_What is being asked_:
Copy every line that contains the string "secara" from the entries below.
--- Start of Input ---
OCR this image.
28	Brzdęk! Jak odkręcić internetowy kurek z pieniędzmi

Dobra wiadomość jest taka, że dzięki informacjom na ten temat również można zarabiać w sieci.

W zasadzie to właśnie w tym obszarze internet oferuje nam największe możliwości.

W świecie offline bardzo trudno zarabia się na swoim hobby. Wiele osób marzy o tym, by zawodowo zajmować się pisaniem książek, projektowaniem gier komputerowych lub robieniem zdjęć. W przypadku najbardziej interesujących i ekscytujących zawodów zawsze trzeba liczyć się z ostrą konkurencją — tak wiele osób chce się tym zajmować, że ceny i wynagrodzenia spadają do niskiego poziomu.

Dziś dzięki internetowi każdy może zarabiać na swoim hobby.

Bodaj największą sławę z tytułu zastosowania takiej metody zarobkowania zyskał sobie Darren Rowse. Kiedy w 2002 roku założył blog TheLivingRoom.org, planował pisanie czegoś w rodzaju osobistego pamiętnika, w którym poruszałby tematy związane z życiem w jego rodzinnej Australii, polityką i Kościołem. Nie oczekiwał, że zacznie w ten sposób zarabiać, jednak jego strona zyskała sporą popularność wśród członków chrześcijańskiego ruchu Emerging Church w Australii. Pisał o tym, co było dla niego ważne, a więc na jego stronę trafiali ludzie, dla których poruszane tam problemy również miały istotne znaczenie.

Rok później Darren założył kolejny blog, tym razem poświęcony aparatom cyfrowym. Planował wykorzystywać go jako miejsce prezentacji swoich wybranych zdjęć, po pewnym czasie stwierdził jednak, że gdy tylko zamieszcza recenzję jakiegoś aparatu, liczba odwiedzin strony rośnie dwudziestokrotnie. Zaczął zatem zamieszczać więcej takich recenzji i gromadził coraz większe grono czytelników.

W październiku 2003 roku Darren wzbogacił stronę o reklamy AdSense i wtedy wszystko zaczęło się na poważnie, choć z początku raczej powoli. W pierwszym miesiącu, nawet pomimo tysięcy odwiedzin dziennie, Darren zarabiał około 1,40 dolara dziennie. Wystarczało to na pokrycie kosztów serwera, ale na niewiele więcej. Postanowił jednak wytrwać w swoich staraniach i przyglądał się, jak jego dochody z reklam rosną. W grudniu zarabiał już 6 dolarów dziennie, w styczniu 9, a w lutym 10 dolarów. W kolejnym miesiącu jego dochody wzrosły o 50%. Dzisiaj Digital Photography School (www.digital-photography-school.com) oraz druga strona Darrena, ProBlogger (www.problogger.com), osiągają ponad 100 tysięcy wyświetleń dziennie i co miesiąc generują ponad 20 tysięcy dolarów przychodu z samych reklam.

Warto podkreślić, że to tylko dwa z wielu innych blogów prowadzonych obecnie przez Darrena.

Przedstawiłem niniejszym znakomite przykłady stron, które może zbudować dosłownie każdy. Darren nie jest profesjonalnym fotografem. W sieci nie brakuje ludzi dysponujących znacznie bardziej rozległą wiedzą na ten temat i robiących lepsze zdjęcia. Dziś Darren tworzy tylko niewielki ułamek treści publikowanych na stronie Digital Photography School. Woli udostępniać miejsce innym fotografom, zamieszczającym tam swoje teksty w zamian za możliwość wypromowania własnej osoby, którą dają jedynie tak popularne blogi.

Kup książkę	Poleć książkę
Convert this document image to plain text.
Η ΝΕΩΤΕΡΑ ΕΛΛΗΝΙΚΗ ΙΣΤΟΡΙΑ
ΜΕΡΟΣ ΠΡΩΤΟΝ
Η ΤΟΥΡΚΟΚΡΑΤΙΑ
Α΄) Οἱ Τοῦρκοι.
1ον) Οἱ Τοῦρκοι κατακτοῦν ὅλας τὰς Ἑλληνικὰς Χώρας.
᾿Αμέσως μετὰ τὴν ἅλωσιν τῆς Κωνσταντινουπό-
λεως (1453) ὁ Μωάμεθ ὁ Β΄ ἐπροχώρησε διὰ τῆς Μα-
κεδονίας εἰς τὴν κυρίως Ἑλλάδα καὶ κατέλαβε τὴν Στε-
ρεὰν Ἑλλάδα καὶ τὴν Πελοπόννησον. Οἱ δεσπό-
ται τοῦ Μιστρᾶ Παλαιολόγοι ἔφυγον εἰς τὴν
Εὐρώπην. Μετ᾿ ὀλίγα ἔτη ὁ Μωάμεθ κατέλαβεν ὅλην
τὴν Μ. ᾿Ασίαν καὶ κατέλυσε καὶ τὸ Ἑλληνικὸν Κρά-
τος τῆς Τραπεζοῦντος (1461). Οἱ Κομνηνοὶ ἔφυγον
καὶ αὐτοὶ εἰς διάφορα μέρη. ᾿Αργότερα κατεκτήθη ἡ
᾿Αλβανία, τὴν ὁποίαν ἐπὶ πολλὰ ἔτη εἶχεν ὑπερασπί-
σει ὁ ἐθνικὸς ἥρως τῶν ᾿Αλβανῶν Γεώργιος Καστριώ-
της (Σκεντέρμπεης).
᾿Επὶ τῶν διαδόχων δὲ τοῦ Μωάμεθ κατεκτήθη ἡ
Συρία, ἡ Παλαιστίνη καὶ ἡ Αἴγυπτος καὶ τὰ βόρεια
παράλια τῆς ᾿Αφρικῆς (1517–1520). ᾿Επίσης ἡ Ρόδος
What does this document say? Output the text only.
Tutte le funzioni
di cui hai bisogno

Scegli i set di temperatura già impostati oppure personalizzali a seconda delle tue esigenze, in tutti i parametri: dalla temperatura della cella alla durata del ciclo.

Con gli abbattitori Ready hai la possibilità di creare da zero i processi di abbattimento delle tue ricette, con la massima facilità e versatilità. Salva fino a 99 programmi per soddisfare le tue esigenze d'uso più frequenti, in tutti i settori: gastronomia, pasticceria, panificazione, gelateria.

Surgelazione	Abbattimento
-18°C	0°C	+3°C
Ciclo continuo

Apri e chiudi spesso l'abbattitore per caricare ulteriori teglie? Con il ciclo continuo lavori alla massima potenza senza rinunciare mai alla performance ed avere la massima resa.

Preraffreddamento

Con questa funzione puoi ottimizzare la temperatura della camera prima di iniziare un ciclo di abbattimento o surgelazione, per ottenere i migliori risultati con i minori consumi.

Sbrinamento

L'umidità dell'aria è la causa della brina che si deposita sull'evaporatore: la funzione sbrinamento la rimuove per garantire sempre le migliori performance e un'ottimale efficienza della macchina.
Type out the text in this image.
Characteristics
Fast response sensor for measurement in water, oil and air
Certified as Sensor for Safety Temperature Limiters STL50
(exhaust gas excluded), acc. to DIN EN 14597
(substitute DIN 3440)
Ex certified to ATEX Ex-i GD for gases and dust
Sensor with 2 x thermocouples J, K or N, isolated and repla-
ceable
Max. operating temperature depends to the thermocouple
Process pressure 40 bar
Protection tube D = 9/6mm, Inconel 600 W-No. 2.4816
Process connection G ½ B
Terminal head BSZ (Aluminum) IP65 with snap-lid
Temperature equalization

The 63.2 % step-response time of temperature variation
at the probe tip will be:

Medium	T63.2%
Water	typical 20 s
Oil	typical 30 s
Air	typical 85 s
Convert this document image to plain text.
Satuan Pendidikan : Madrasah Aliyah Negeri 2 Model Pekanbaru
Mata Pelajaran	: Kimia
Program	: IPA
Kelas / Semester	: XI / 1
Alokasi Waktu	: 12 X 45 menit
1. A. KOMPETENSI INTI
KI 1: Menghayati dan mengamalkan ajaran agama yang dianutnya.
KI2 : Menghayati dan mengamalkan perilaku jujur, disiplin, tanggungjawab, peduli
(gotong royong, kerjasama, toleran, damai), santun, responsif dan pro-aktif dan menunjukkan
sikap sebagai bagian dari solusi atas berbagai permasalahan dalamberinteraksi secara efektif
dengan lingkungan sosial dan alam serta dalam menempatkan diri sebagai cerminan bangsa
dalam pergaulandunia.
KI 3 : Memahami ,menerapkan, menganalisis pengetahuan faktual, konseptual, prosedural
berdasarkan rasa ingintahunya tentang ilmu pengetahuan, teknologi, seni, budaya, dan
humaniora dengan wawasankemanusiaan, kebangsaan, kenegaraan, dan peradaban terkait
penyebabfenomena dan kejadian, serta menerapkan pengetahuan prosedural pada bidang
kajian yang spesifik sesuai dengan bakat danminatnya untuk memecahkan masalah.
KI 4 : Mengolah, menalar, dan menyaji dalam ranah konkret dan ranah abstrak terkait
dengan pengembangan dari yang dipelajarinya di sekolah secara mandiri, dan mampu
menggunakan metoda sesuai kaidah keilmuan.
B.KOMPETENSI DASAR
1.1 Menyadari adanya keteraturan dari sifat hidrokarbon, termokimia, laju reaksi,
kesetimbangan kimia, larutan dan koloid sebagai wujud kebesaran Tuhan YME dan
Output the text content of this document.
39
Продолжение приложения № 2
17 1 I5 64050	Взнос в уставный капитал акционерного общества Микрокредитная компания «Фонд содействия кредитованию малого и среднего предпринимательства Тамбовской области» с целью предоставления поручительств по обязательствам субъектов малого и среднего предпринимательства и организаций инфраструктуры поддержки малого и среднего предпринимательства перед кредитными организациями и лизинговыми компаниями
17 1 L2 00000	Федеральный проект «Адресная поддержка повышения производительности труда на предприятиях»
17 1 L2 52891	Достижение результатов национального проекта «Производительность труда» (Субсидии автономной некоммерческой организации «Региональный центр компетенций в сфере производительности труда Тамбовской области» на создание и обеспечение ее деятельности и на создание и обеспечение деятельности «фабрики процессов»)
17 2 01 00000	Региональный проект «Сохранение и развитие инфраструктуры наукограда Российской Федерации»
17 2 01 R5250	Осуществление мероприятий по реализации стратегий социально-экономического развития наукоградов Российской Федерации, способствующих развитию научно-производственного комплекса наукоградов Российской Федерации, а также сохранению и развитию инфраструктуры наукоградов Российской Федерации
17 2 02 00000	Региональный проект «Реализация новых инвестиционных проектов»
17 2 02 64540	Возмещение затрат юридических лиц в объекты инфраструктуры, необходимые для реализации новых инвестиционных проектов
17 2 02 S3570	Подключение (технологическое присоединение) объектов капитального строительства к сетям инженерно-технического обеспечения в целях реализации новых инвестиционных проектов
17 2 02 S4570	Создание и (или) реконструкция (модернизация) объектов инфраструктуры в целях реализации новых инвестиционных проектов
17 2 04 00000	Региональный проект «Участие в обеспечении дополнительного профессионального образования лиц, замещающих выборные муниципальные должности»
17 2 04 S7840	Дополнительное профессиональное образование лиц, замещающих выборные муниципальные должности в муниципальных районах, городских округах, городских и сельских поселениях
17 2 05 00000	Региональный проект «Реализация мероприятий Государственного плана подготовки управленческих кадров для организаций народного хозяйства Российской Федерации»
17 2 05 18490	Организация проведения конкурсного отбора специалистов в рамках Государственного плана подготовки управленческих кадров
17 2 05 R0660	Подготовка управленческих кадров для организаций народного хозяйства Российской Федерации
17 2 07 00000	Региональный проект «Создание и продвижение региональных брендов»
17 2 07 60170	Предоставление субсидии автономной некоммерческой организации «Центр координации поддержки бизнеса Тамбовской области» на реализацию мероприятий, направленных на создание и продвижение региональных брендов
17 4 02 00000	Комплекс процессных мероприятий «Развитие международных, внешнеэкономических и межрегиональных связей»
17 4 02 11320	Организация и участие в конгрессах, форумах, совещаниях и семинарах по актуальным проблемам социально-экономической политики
--- End of Input ---
_Answer_:
sikap sebagai bagian dari solusi atas berbagai permasalahan dalamberinteraksi secara efektif
dengan pengembangan dari yang dipelajarinya di sekolah secara mandiri, dan mampu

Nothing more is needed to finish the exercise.